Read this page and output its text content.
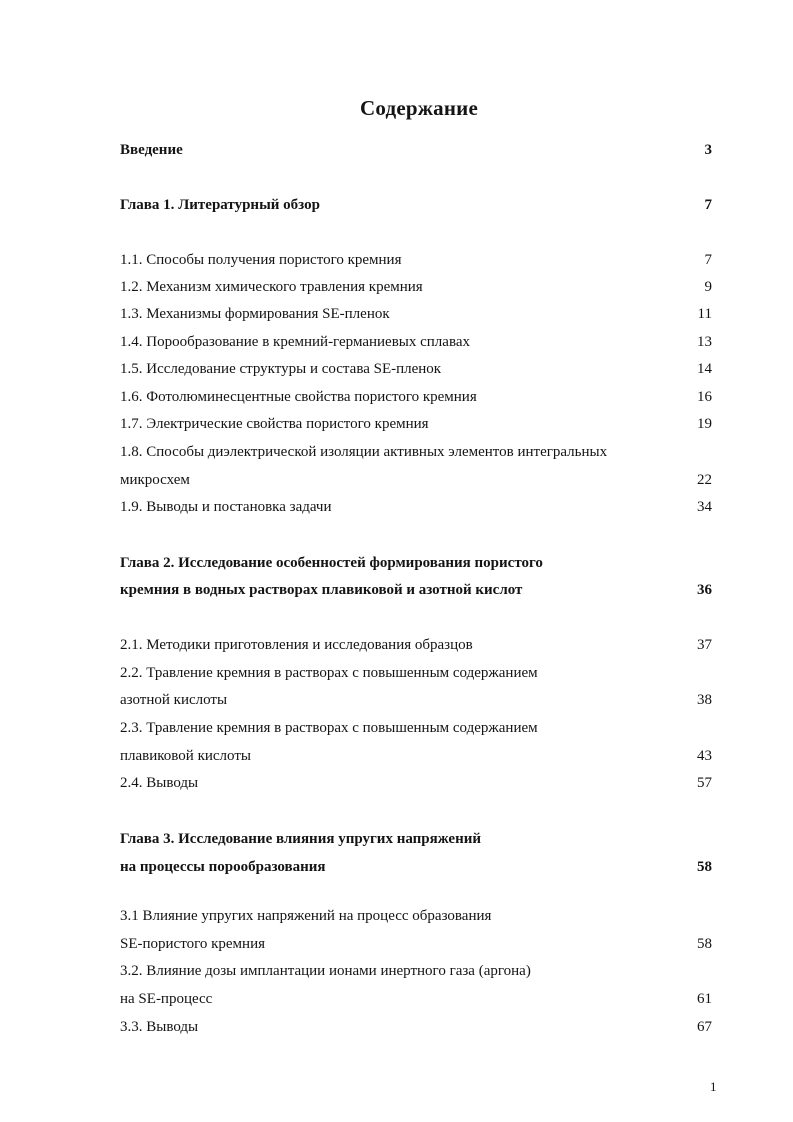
Содержание
Введение	3
Глава 1. Литературный обзор	7
1.1. Способы получения пористого кремния	7
1.2. Механизм химического травления кремния	9
1.3. Механизмы формирования SE-пленок	11
1.4. Порообразование в кремний-германиевых сплавах	13
1.5. Исследование структуры и состава SE-пленок	14
1.6. Фотолюминесцентные свойства пористого кремния	16
1.7. Электрические свойства пористого кремния	19
1.8. Способы диэлектрической изоляции активных элементов интегральных
микросхем	22
1.9. Выводы и постановка задачи	34
Глава 2. Исследование особенностей формирования пористого
кремния в водных растворах плавиковой и азотной кислот	36
2.1. Методики приготовления и исследования образцов	37
2.2. Травление кремния в растворах с повышенным содержанием
азотной кислоты	38
2.3. Травление кремния в растворах с повышенным содержанием
плавиковой кислоты	43
2.4. Выводы	57
Глава 3. Исследование влияния упругих напряжений
на процессы порообразования	58
3.1 Влияние упругих напряжений на процесс образования
SE-пористого кремния	58
3.2. Влияние дозы имплантации ионами инертного газа (аргона)
на SE-процесс	61
3.3. Выводы	67
1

+-------+

■ Description of the task ■
Reproduce the whole listing above word for word, but not its pictures.

■ Answer for the task ■
Read this page and output its text content.
Содержание
Введение	3
Глава 1. Литературный обзор	7
1.1. Способы получения пористого кремния	7
1.2. Механизм химического травления кремния	9
1.3. Механизмы формирования SE-пленок	11
1.4. Порообразование в кремний-германиевых сплавах	13
1.5. Исследование структуры и состава SE-пленок	14
1.6. Фотолюминесцентные свойства пористого кремния	16
1.7. Электрические свойства пористого кремния	19
1.8. Способы диэлектрической изоляции активных элементов интегральных
микросхем	22
1.9. Выводы и постановка задачи	34
Глава 2. Исследование особенностей формирования пористого
кремния в водных растворах плавиковой и азотной кислот	36
2.1. Методики приготовления и исследования образцов	37
2.2. Травление кремния в растворах с повышенным содержанием
азотной кислоты	38
2.3. Травление кремния в растворах с повышенным содержанием
плавиковой кислоты	43
2.4. Выводы	57
Глава 3. Исследование влияния упругих напряжений
на процессы порообразования	58
3.1 Влияние упругих напряжений на процесс образования
SE-пористого кремния	58
3.2. Влияние дозы имплантации ионами инертного газа (аргона)
на SE-процесс	61
3.3. Выводы	67
1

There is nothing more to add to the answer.